## TASK GOAL
Please copy every line of the records below that holds the word "this".

□ □ □

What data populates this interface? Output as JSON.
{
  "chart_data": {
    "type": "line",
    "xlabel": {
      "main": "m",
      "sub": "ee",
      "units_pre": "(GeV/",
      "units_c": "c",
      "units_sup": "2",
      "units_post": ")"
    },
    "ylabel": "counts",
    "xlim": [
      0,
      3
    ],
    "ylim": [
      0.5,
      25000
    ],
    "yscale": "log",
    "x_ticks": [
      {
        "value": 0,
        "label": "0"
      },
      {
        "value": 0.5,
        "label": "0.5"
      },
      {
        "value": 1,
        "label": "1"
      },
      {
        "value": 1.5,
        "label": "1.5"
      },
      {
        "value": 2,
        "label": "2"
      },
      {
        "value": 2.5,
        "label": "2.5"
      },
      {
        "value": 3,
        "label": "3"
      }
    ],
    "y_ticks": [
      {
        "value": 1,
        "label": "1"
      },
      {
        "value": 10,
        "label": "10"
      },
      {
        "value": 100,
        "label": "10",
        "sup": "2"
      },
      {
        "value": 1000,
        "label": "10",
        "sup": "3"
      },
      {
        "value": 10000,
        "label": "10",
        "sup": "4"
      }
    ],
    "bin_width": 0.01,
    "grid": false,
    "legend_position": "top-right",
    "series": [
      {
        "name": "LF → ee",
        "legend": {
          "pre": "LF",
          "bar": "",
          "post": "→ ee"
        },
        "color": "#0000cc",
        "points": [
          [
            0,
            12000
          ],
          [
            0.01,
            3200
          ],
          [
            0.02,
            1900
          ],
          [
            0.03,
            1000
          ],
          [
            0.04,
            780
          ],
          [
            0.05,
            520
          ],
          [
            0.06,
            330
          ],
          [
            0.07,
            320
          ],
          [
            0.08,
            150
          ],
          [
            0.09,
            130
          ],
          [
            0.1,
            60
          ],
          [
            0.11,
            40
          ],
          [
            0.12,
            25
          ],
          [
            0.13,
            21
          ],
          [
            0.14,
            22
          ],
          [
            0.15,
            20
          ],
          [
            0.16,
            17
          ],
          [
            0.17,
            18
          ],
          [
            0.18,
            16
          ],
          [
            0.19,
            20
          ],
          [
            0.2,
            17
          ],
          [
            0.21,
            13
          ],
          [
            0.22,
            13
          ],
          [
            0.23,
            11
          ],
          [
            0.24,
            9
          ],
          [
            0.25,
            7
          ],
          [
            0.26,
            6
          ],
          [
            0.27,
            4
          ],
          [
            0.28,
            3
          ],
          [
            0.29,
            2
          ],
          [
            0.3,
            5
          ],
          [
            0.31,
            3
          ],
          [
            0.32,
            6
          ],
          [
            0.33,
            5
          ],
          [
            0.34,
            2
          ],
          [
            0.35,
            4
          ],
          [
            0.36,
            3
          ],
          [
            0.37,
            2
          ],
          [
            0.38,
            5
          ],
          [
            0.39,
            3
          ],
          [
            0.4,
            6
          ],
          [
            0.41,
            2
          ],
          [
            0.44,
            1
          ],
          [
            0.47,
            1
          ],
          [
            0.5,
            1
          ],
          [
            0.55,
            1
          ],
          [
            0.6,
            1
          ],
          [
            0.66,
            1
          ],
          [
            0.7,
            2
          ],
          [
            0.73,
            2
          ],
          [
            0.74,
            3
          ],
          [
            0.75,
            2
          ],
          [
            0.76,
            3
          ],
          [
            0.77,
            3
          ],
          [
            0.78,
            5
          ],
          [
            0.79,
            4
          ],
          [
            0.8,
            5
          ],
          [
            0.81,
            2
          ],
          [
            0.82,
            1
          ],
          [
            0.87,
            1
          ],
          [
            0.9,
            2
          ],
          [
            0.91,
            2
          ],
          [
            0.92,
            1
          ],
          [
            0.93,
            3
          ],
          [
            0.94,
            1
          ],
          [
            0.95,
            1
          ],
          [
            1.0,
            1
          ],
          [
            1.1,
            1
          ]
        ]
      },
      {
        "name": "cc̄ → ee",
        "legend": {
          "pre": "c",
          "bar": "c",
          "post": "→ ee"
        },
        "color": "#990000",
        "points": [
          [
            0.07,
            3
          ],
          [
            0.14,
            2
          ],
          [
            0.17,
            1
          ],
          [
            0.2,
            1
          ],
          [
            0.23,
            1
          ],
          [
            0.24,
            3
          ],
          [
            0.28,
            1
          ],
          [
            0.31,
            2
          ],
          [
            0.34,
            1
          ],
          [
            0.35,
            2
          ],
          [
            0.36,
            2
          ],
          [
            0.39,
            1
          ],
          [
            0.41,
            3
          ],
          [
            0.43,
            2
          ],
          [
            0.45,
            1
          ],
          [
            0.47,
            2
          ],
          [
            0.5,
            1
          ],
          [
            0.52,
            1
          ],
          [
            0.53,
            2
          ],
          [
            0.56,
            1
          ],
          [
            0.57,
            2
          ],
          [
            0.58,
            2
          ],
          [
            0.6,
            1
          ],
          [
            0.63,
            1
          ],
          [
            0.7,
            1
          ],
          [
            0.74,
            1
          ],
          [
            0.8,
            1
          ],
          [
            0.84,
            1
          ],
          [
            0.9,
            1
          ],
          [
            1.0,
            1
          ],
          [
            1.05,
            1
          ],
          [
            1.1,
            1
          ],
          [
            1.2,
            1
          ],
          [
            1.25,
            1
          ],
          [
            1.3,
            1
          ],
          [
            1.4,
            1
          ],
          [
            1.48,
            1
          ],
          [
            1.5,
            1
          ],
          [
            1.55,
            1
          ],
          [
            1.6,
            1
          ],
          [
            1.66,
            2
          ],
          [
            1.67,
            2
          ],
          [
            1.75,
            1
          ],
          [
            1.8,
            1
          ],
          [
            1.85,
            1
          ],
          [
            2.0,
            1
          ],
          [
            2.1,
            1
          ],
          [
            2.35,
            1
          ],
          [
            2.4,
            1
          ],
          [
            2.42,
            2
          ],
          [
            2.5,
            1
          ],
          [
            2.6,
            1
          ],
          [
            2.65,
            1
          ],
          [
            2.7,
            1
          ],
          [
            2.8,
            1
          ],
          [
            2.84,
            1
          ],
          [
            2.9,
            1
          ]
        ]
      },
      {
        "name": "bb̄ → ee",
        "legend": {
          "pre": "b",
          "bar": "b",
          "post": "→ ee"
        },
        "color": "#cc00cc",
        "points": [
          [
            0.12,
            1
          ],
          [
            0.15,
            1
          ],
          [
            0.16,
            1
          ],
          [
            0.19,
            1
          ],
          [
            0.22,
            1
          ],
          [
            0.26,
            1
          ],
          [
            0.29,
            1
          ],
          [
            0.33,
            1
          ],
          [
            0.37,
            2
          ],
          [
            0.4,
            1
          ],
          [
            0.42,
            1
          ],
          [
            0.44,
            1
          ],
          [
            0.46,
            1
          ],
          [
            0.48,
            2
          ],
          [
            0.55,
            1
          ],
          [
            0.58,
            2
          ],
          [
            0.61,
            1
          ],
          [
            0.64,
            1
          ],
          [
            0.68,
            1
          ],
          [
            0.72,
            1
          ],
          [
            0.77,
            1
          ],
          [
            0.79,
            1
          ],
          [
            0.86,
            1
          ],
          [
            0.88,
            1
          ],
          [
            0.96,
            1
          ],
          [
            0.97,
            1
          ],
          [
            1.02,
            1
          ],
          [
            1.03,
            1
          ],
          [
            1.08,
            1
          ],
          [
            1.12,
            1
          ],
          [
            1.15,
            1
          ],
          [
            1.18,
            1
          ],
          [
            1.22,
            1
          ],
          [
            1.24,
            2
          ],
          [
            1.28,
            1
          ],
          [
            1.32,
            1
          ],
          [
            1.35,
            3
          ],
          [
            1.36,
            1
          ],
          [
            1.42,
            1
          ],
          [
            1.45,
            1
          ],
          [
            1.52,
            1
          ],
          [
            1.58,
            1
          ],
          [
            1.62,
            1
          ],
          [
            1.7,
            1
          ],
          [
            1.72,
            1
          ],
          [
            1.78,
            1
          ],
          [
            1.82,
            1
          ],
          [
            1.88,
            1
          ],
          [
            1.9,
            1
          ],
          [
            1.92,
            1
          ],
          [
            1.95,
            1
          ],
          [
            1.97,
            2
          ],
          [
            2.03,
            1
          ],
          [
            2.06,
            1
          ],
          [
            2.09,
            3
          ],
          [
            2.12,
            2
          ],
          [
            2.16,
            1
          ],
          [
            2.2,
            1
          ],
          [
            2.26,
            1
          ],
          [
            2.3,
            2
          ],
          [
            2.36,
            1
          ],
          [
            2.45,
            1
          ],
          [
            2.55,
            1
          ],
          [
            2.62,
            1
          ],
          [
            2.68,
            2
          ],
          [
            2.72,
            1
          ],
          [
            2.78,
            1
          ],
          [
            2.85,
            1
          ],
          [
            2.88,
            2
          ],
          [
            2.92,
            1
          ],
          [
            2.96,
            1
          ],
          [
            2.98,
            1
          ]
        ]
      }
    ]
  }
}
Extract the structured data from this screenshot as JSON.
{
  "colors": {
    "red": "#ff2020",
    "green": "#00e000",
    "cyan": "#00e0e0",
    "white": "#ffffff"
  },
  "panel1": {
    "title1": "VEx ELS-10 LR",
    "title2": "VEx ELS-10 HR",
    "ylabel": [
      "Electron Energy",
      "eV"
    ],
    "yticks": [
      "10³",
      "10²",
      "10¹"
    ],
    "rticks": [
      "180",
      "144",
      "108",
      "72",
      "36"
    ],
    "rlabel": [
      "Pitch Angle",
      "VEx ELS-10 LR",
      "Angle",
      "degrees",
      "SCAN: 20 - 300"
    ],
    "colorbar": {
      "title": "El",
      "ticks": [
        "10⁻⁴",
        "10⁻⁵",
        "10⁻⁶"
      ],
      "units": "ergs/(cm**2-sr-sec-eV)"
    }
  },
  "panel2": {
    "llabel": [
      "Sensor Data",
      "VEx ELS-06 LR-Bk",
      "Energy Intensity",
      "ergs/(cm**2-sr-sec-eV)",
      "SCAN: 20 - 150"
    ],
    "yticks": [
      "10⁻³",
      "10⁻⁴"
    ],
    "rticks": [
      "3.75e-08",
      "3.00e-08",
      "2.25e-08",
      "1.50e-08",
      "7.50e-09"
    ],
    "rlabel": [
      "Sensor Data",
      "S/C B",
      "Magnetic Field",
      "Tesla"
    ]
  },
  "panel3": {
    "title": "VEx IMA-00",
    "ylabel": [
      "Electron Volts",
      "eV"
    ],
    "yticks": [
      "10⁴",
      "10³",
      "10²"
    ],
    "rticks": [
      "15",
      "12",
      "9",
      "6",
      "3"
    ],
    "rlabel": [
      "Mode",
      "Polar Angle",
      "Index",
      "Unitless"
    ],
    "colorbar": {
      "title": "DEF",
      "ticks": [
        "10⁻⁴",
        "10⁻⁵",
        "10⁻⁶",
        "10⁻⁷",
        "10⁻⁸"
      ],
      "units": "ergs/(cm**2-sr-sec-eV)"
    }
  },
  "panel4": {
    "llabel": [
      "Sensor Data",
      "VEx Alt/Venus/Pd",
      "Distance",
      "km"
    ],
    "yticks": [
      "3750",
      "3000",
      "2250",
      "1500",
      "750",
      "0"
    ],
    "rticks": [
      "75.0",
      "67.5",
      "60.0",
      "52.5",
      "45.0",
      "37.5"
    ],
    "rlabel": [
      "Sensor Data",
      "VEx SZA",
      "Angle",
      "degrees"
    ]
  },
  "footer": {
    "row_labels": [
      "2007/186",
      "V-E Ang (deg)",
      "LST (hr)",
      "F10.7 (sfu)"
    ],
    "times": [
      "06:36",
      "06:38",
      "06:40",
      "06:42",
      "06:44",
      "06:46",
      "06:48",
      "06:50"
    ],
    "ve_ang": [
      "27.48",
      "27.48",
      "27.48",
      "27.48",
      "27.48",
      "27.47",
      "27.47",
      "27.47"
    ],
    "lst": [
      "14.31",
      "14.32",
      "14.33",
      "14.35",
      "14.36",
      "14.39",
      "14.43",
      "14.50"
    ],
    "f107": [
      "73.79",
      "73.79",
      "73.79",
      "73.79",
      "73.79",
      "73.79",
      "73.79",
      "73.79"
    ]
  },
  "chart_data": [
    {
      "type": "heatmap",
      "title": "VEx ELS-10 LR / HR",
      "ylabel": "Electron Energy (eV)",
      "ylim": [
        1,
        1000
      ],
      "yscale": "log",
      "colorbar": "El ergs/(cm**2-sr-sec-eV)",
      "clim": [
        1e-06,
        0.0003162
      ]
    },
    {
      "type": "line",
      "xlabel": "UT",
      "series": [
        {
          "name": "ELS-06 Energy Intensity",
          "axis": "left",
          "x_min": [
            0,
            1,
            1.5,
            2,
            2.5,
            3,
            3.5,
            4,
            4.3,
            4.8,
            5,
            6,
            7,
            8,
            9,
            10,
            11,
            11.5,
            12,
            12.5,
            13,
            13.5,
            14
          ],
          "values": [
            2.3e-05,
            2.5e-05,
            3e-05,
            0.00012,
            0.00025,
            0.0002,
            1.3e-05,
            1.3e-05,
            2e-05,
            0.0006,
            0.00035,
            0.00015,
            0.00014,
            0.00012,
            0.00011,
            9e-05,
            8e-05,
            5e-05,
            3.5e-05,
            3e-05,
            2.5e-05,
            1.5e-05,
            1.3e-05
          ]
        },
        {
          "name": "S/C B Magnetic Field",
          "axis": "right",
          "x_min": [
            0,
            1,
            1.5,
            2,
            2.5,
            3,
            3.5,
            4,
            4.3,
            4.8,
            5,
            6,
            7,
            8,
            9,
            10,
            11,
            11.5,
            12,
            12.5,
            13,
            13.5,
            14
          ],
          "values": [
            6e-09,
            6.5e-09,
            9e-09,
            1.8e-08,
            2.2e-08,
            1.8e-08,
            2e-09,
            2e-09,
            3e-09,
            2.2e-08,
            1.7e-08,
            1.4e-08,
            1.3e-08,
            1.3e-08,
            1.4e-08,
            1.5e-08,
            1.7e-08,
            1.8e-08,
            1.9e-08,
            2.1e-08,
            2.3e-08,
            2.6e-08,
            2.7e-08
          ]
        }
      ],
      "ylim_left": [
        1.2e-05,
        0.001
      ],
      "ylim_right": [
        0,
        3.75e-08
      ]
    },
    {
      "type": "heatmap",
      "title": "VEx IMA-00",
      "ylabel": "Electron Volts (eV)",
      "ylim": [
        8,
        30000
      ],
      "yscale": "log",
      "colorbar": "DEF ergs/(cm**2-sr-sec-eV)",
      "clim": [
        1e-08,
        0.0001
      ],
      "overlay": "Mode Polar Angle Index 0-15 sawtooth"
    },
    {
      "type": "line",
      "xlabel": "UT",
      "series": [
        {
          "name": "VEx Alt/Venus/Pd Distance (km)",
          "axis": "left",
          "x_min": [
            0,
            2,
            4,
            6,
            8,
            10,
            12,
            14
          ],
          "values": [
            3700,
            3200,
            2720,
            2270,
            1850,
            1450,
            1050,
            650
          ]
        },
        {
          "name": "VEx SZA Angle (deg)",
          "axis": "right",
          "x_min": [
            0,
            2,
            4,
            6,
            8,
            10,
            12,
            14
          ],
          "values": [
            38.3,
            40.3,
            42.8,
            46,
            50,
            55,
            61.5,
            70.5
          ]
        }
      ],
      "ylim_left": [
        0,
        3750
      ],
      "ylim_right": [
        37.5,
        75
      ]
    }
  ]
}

□ □ □

## WRITTEN RESPONSE
What data populates this interface? Output as JSON.
Extract the structured data from this screenshot as JSON.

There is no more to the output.